_Rows_
####

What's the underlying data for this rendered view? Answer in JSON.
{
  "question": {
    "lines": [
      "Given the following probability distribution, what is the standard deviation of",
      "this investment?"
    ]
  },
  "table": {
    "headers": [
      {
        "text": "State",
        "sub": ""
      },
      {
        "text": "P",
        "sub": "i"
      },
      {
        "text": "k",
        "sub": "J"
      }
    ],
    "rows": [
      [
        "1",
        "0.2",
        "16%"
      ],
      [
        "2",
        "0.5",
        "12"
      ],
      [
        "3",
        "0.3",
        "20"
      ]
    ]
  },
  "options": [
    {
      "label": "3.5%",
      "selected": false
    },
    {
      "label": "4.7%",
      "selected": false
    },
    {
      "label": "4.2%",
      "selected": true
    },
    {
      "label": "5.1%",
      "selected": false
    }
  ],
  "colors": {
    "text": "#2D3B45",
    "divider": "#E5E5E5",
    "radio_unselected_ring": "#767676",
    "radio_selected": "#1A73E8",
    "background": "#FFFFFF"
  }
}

####

_What needs to be done_
Once more, set down the full listing, verbatim.

_Exercise output_
What's the underlying data for this rendered view? Answer in JSON.
{
  "question": {
    "lines": [
      "Given the following probability distribution, what is the standard deviation of",
      "this investment?"
    ]
  },
  "table": {
    "headers": [
      {
        "text": "State",
        "sub": ""
      },
      {
        "text": "P",
        "sub": "i"
      },
      {
        "text": "k",
        "sub": "J"
      }
    ],
    "rows": [
      [
        "1",
        "0.2",
        "16%"
      ],
      [
        "2",
        "0.5",
        "12"
      ],
      [
        "3",
        "0.3",
        "20"
      ]
    ]
  },
  "options": [
    {
      "label": "3.5%",
      "selected": false
    },
    {
      "label": "4.7%",
      "selected": false
    },
    {
      "label": "4.2%",
      "selected": true
    },
    {
      "label": "5.1%",
      "selected": false
    }
  ],
  "colors": {
    "text": "#2D3B45",
    "divider": "#E5E5E5",
    "radio_unselected_ring": "#767676",
    "radio_selected": "#1A73E8",
    "background": "#FFFFFF"
  }
}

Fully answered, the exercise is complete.